• Exercise
Repeat all entries exactly.

Dataset items
+ + +

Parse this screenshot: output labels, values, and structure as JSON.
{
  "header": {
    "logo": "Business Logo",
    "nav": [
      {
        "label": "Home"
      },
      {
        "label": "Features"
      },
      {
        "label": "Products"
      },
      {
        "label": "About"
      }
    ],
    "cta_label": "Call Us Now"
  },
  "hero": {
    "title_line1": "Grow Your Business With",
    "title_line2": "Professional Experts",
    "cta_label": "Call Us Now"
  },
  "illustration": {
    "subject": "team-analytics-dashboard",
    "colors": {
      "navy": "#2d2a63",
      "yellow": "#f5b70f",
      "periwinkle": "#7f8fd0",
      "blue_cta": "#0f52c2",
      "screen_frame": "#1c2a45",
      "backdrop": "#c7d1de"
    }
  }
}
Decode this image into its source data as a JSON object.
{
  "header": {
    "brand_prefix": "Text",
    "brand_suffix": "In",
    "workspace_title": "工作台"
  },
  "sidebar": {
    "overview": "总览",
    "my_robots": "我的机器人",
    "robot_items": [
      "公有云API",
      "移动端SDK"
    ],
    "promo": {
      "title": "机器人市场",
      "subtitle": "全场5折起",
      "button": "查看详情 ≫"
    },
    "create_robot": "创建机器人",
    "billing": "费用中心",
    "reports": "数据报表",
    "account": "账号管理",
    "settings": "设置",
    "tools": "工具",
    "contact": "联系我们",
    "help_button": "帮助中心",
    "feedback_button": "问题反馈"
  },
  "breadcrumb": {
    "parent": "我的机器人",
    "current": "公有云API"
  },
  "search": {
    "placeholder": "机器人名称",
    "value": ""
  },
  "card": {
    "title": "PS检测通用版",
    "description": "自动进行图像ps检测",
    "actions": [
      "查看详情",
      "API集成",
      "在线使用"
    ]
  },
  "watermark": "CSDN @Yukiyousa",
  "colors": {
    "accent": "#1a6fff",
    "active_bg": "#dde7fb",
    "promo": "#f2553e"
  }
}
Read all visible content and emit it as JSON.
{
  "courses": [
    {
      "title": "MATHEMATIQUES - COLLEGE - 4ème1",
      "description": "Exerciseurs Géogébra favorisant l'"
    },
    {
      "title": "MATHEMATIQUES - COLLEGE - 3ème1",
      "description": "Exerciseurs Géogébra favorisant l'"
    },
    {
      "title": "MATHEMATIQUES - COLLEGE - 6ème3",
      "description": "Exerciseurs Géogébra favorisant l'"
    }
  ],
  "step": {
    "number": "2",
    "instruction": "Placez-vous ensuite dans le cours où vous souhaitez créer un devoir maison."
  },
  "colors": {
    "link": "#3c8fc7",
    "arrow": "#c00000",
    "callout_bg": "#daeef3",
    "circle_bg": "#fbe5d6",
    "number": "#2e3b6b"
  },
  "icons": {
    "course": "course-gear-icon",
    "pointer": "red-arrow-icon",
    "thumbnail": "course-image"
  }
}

+ + +

• Reply
Parse this screenshot: output labels, values, and structure as JSON.
{
  "header": {
    "logo": "Business Logo",
    "nav": [
      {
        "label": "Home"
      },
      {
        "label": "Features"
      },
      {
        "label": "Products"
      },
      {
        "label": "About"
      }
    ],
    "cta_label": "Call Us Now"
  },
  "hero": {
    "title_line1": "Grow Your Business With",
    "title_line2": "Professional Experts",
    "cta_label": "Call Us Now"
  },
  "illustration": {
    "subject": "team-analytics-dashboard",
    "colors": {
      "navy": "#2d2a63",
      "yellow": "#f5b70f",
      "periwinkle": "#7f8fd0",
      "blue_cta": "#0f52c2",
      "screen_frame": "#1c2a45",
      "backdrop": "#c7d1de"
    }
  }
}
Decode this image into its source data as a JSON object.
{
  "header": {
    "brand_prefix": "Text",
    "brand_suffix": "In",
    "workspace_title": "工作台"
  },
  "sidebar": {
    "overview": "总览",
    "my_robots": "我的机器人",
    "robot_items": [
      "公有云API",
      "移动端SDK"
    ],
    "promo": {
      "title": "机器人市场",
      "subtitle": "全场5折起",
      "button": "查看详情 ≫"
    },
    "create_robot": "创建机器人",
    "billing": "费用中心",
    "reports": "数据报表",
    "account": "账号管理",
    "settings": "设置",
    "tools": "工具",
    "contact": "联系我们",
    "help_button": "帮助中心",
    "feedback_button": "问题反馈"
  },
  "breadcrumb": {
    "parent": "我的机器人",
    "current": "公有云API"
  },
  "search": {
    "placeholder": "机器人名称",
    "value": ""
  },
  "card": {
    "title": "PS检测通用版",
    "description": "自动进行图像ps检测",
    "actions": [
      "查看详情",
      "API集成",
      "在线使用"
    ]
  },
  "watermark": "CSDN @Yukiyousa",
  "colors": {
    "accent": "#1a6fff",
    "active_bg": "#dde7fb",
    "promo": "#f2553e"
  }
}
Read all visible content and emit it as JSON.
{
  "courses": [
    {
      "title": "MATHEMATIQUES - COLLEGE - 4ème1",
      "description": "Exerciseurs Géogébra favorisant l'"
    },
    {
      "title": "MATHEMATIQUES - COLLEGE - 3ème1",
      "description": "Exerciseurs Géogébra favorisant l'"
    },
    {
      "title": "MATHEMATIQUES - COLLEGE - 6ème3",
      "description": "Exerciseurs Géogébra favorisant l'"
    }
  ],
  "step": {
    "number": "2",
    "instruction": "Placez-vous ensuite dans le cours où vous souhaitez créer un devoir maison."
  },
  "colors": {
    "link": "#3c8fc7",
    "arrow": "#c00000",
    "callout_bg": "#daeef3",
    "circle_bg": "#fbe5d6",
    "number": "#2e3b6b"
  },
  "icons": {
    "course": "course-gear-icon",
    "pointer": "red-arrow-icon",
    "thumbnail": "course-image"
  }
}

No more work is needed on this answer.